THE TASK: Find every line below where the word "from" occurs. Then say how many there are, giving only the number.

Figure record extracts:
.....
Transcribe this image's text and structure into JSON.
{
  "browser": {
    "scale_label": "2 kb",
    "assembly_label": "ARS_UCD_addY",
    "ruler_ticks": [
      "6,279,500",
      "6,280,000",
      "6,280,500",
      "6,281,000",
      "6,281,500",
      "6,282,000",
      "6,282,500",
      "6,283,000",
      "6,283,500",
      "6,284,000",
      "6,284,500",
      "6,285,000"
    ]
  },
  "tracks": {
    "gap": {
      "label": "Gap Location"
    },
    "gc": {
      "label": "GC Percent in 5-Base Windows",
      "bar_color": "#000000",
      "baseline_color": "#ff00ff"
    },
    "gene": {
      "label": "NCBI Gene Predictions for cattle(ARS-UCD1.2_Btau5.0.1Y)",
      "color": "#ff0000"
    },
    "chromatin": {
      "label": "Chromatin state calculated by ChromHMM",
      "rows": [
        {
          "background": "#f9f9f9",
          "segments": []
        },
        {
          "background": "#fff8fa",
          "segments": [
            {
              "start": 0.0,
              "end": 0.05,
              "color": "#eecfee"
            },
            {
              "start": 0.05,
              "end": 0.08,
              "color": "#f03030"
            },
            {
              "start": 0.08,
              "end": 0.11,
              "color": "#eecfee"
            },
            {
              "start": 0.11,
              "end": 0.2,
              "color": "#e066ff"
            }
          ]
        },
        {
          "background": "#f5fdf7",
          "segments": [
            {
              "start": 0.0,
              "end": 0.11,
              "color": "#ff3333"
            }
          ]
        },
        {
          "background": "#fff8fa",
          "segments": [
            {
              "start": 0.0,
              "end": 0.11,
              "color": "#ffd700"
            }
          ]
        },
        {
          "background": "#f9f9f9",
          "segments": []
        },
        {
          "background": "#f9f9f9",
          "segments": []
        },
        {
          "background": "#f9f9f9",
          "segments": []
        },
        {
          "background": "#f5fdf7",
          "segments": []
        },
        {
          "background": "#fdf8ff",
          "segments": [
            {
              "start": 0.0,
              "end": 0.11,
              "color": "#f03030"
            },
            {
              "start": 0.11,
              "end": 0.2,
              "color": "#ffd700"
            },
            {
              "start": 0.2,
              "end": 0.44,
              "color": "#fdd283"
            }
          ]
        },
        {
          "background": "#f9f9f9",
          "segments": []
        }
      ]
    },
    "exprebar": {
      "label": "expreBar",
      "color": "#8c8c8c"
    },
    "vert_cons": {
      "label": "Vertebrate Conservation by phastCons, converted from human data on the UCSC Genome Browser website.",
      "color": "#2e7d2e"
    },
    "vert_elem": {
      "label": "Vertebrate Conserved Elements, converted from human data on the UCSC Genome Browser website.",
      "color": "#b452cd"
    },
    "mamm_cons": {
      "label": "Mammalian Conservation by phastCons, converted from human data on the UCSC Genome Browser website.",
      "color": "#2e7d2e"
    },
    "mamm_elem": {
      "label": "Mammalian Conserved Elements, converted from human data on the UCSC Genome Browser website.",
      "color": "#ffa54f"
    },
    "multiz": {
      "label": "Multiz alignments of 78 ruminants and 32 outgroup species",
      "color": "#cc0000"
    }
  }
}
.....
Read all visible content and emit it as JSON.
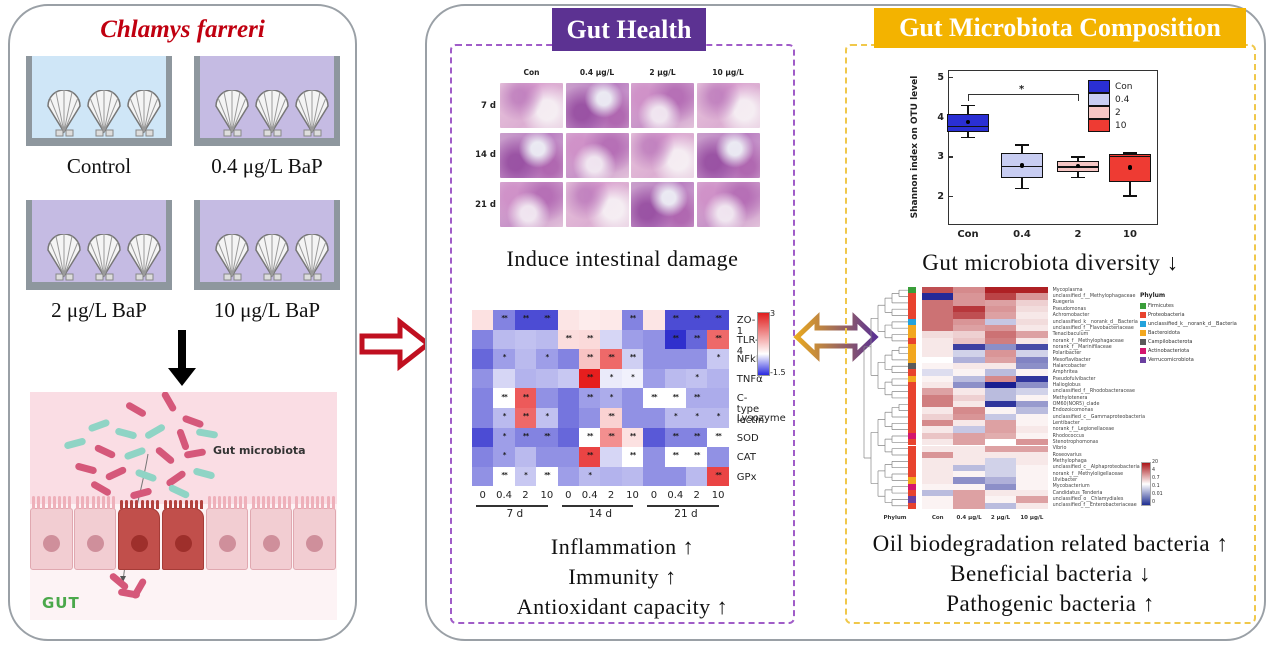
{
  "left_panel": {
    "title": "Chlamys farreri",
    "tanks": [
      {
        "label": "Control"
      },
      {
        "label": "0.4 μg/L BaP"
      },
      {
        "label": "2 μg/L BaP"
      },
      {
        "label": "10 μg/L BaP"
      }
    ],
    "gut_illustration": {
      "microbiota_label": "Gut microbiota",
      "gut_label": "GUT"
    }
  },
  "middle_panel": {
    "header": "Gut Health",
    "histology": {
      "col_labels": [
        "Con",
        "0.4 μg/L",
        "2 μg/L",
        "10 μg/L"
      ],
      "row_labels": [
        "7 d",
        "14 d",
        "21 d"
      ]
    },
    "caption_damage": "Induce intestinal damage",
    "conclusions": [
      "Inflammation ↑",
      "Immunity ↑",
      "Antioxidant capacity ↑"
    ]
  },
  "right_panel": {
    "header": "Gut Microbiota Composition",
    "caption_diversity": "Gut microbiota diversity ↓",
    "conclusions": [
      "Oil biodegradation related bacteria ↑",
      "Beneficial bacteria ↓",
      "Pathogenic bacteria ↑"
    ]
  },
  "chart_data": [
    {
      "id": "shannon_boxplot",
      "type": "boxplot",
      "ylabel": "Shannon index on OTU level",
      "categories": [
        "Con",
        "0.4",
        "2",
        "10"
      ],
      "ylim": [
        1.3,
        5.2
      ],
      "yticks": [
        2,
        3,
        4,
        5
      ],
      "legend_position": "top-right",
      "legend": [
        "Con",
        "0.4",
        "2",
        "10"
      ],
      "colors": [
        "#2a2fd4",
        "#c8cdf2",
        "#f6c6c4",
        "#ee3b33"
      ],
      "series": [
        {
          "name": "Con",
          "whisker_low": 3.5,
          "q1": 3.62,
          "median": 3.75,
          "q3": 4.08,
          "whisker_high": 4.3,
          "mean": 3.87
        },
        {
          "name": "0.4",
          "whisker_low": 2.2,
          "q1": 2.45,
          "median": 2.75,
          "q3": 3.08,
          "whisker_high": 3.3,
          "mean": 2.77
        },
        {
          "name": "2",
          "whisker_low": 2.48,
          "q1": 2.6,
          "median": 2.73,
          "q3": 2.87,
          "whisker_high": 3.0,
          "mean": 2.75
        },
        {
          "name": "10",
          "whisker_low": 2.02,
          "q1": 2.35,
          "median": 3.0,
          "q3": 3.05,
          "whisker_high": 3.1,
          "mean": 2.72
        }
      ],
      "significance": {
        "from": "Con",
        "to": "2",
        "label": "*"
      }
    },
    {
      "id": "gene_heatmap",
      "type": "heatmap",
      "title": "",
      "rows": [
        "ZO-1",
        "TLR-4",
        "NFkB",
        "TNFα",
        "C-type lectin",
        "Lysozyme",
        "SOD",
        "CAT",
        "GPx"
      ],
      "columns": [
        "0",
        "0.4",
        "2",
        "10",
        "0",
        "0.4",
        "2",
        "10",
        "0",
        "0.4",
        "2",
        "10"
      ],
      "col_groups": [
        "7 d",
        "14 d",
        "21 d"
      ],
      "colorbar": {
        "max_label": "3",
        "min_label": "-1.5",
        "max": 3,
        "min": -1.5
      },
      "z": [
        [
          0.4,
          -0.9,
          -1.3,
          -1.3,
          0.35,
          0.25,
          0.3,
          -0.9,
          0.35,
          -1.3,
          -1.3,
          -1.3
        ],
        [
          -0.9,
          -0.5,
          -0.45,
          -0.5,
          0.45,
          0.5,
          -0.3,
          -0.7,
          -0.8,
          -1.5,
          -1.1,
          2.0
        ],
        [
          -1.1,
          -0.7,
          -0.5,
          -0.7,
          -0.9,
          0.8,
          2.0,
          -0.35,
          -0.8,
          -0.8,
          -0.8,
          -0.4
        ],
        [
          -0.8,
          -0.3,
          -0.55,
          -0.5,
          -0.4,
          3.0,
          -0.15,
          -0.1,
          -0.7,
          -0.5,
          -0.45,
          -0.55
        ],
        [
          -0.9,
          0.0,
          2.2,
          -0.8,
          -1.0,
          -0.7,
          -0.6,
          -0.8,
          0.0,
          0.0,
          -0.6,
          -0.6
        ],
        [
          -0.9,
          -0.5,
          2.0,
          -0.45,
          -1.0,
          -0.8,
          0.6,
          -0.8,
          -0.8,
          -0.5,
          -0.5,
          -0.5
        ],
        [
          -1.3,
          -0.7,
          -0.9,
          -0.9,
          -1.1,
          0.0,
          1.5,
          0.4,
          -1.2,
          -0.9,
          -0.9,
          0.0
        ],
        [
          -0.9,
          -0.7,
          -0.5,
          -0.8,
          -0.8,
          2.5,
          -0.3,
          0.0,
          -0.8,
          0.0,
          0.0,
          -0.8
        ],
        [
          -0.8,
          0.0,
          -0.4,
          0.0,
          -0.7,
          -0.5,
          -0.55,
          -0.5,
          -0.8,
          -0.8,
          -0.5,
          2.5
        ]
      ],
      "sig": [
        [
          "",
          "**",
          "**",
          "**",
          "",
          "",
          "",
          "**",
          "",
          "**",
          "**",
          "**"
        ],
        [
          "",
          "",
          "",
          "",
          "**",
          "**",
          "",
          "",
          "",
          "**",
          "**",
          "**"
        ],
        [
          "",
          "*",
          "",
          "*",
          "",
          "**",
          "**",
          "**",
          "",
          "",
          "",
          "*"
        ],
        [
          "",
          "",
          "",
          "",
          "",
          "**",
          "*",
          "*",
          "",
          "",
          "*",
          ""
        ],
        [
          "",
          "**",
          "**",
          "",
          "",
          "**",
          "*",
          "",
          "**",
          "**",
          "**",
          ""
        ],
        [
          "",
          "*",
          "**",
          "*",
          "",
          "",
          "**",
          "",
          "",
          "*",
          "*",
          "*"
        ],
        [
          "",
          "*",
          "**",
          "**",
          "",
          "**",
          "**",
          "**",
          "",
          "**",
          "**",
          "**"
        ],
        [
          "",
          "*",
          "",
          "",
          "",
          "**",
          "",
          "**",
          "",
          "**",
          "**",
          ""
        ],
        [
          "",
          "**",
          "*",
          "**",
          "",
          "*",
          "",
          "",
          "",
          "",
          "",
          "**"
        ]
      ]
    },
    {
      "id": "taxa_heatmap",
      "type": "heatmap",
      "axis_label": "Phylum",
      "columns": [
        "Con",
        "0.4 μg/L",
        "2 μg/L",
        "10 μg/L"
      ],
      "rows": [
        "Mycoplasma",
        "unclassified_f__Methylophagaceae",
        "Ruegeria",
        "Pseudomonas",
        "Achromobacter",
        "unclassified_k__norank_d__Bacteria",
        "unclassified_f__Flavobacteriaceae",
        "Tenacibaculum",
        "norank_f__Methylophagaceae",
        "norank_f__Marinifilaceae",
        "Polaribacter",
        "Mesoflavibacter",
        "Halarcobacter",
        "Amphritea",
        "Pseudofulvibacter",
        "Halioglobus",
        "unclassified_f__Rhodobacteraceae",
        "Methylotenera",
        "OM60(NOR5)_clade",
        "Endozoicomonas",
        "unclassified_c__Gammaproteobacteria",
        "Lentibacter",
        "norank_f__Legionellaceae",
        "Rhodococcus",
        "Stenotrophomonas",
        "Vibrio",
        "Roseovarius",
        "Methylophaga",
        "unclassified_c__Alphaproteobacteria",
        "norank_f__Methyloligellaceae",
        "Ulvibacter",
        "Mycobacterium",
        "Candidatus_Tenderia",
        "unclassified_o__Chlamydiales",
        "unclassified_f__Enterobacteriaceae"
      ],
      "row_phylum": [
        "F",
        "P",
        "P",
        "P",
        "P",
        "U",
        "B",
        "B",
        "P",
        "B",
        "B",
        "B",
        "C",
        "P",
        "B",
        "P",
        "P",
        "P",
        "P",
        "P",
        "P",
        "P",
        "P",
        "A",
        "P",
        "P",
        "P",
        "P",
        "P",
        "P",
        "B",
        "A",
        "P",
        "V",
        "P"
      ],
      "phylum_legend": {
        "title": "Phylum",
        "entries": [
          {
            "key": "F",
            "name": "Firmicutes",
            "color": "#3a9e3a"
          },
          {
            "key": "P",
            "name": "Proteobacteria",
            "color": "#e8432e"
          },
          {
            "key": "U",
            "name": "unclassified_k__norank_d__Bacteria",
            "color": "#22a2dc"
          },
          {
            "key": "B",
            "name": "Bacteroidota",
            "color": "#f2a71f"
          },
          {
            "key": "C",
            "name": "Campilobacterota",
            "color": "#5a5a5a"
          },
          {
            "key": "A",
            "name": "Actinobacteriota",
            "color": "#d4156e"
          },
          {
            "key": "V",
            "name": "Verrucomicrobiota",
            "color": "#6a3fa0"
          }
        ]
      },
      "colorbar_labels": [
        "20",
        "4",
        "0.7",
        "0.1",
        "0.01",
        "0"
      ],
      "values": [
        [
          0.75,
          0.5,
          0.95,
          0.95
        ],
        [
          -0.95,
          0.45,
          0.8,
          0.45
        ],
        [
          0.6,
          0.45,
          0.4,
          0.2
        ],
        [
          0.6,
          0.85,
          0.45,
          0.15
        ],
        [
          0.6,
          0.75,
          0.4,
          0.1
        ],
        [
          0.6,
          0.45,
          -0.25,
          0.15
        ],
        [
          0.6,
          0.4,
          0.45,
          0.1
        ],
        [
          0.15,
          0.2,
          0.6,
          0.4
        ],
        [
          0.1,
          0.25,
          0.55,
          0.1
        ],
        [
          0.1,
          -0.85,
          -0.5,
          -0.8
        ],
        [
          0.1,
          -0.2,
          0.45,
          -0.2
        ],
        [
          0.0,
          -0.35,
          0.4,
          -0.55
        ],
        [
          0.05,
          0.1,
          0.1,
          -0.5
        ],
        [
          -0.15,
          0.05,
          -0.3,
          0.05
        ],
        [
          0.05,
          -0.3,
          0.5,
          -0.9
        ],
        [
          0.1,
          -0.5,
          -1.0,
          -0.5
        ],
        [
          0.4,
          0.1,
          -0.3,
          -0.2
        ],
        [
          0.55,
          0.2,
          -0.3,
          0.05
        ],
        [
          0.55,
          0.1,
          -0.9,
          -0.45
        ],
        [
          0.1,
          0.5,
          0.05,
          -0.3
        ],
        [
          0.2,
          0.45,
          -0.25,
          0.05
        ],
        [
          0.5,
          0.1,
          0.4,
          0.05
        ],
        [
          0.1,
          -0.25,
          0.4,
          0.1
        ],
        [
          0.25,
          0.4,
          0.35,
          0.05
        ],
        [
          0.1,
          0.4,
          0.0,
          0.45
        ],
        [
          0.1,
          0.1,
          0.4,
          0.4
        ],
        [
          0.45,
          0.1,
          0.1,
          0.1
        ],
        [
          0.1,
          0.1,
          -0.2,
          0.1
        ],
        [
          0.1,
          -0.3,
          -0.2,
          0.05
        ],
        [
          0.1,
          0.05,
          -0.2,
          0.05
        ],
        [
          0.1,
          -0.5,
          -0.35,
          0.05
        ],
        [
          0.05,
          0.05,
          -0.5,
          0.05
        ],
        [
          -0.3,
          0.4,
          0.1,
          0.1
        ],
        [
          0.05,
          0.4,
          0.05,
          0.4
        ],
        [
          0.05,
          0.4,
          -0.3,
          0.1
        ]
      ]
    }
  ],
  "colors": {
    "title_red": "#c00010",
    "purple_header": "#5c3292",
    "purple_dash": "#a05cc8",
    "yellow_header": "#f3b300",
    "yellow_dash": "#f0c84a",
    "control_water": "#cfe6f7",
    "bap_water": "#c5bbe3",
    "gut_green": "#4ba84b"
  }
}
.....
RESPONSE: 5